▶ [JOB] Select all lines in the records that include "主要用于".

┏━━

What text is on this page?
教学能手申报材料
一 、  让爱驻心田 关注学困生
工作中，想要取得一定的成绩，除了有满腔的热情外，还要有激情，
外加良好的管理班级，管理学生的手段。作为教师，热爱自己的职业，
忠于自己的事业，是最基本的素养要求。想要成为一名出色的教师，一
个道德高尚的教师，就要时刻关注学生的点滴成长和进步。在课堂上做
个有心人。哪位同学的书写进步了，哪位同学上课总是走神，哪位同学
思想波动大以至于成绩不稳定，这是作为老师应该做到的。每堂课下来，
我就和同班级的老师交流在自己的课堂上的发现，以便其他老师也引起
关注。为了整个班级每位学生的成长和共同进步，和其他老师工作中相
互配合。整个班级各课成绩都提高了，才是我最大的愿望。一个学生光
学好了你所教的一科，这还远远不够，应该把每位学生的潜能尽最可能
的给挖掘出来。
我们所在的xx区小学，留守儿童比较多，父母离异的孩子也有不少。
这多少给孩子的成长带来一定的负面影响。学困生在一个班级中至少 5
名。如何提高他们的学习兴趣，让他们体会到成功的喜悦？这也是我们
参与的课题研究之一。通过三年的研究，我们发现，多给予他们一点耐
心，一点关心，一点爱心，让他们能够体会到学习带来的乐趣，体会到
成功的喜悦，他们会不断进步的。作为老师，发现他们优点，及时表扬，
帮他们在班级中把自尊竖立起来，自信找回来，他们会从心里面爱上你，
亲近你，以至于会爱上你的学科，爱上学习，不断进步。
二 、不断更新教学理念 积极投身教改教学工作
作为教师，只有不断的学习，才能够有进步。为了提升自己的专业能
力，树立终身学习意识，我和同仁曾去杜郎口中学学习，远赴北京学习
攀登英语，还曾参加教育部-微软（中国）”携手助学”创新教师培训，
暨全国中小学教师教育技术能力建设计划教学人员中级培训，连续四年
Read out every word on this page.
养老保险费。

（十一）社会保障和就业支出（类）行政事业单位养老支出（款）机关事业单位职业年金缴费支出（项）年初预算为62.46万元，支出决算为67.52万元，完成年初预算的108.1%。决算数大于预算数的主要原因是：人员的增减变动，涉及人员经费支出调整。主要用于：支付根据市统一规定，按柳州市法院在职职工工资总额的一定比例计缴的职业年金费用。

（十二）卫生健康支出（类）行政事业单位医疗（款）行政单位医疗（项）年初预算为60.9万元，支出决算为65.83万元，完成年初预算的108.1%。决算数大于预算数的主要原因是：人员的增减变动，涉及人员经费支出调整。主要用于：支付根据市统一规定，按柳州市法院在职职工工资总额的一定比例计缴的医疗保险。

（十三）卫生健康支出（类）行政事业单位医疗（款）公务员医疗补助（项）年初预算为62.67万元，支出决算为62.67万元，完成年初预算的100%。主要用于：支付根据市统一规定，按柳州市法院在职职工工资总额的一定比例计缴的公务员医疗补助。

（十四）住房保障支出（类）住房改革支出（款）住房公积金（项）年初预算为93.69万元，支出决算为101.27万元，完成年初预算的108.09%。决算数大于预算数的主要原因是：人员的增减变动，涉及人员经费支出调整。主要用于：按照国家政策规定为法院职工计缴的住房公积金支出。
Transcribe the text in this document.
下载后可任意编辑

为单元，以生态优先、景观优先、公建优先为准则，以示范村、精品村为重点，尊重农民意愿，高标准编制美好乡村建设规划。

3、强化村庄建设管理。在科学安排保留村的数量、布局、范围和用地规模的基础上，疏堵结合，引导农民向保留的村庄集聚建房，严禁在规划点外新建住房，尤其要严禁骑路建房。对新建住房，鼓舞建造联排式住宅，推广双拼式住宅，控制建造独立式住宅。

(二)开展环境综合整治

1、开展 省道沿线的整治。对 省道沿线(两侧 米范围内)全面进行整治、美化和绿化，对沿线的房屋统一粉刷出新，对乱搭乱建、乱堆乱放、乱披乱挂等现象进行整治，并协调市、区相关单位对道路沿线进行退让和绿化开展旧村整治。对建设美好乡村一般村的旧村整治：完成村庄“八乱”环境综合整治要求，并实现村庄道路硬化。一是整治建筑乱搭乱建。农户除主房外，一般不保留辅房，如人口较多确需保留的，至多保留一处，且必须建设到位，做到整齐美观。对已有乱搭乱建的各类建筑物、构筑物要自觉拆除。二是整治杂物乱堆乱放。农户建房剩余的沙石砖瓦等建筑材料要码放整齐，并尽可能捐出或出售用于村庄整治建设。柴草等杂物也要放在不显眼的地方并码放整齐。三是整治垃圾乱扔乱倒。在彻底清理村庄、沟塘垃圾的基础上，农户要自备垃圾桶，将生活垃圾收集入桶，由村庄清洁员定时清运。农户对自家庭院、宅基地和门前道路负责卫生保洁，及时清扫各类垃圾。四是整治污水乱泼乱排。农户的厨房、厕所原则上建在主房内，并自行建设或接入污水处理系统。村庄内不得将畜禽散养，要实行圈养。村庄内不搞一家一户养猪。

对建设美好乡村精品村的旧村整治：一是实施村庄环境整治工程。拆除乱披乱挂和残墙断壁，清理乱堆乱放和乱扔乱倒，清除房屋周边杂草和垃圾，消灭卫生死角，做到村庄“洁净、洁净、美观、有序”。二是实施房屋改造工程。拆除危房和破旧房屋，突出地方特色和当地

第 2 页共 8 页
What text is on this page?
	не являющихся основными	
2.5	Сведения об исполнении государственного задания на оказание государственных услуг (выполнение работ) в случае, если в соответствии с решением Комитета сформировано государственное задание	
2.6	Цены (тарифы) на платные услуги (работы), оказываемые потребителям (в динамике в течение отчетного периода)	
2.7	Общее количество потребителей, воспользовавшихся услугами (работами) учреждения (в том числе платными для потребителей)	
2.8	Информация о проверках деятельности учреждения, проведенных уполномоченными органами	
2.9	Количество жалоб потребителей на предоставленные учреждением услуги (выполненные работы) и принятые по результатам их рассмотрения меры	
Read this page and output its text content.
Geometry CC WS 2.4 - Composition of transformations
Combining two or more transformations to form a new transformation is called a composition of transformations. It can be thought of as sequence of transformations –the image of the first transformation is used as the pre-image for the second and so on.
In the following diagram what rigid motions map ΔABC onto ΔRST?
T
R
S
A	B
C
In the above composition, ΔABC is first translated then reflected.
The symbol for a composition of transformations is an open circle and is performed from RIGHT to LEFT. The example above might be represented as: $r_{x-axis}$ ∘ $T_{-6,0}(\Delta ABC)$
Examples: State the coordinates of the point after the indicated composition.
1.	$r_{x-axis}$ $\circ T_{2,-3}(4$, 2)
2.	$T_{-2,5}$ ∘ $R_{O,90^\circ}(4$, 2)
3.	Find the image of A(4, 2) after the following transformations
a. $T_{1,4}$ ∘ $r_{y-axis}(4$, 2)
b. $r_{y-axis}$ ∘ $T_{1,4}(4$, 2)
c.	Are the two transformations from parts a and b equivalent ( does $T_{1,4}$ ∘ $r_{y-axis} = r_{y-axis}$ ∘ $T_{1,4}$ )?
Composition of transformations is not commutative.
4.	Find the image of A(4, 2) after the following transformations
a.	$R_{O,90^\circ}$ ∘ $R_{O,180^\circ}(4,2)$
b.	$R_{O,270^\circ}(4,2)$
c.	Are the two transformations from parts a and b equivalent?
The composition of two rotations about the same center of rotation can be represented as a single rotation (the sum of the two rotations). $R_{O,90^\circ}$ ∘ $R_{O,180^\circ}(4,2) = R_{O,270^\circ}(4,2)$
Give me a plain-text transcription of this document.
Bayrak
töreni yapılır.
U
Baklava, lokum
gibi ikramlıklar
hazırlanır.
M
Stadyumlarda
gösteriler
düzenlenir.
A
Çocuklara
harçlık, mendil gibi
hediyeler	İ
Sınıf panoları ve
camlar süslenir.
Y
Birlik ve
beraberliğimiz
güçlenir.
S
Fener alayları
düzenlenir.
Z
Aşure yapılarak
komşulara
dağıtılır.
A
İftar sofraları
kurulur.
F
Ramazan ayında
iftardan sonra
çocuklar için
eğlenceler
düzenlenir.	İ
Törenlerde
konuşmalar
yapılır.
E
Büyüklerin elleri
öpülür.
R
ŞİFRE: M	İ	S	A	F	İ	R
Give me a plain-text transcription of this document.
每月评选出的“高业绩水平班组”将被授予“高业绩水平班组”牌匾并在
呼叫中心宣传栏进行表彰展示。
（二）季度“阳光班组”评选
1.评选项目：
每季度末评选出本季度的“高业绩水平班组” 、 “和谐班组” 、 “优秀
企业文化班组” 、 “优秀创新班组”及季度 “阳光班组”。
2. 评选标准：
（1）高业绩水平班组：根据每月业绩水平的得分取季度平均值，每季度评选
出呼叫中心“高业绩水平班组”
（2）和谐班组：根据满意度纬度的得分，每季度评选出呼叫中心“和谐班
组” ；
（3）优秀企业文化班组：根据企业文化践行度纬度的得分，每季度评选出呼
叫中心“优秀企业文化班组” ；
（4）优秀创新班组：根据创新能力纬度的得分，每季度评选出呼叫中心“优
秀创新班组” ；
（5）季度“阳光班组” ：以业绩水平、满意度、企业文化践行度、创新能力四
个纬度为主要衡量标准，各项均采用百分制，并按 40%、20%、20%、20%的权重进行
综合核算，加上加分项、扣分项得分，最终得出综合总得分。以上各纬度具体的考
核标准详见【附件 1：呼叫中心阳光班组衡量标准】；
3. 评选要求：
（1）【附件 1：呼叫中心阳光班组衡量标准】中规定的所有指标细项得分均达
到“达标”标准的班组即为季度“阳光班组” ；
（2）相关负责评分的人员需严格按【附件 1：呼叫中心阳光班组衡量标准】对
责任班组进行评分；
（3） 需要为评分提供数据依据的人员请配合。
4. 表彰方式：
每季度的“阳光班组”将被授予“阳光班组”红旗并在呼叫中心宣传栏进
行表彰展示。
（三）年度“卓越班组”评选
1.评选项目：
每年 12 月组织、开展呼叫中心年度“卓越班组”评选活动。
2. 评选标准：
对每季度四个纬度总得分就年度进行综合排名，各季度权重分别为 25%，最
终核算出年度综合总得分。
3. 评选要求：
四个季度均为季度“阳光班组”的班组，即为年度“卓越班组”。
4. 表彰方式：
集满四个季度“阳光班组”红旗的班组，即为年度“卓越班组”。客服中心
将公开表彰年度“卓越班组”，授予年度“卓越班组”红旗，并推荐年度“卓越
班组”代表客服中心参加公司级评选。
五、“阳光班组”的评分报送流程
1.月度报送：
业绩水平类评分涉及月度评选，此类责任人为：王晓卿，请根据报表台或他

┗━━

▶ [THE OUTPUT]
（十一）社会保障和就业支出（类）行政事业单位养老支出（款）机关事业单位职业年金缴费支出（项）年初预算为62.46万元，支出决算为67.52万元，完成年初预算的108.1%。决算数大于预算数的主要原因是：人员的增减变动，涉及人员经费支出调整。主要用于：支付根据市统一规定，按柳州市法院在职职工工资总额的一定比例计缴的职业年金费用。
（十二）卫生健康支出（类）行政事业单位医疗（款）行政单位医疗（项）年初预算为60.9万元，支出决算为65.83万元，完成年初预算的108.1%。决算数大于预算数的主要原因是：人员的增减变动，涉及人员经费支出调整。主要用于：支付根据市统一规定，按柳州市法院在职职工工资总额的一定比例计缴的医疗保险。
（十三）卫生健康支出（类）行政事业单位医疗（款）公务员医疗补助（项）年初预算为62.67万元，支出决算为62.67万元，完成年初预算的100%。主要用于：支付根据市统一规定，按柳州市法院在职职工工资总额的一定比例计缴的公务员医疗补助。
（十四）住房保障支出（类）住房改革支出（款）住房公积金（项）年初预算为93.69万元，支出决算为101.27万元，完成年初预算的108.09%。决算数大于预算数的主要原因是：人员的增减变动，涉及人员经费支出调整。主要用于：按照国家政策规定为法院职工计缴的住房公积金支出。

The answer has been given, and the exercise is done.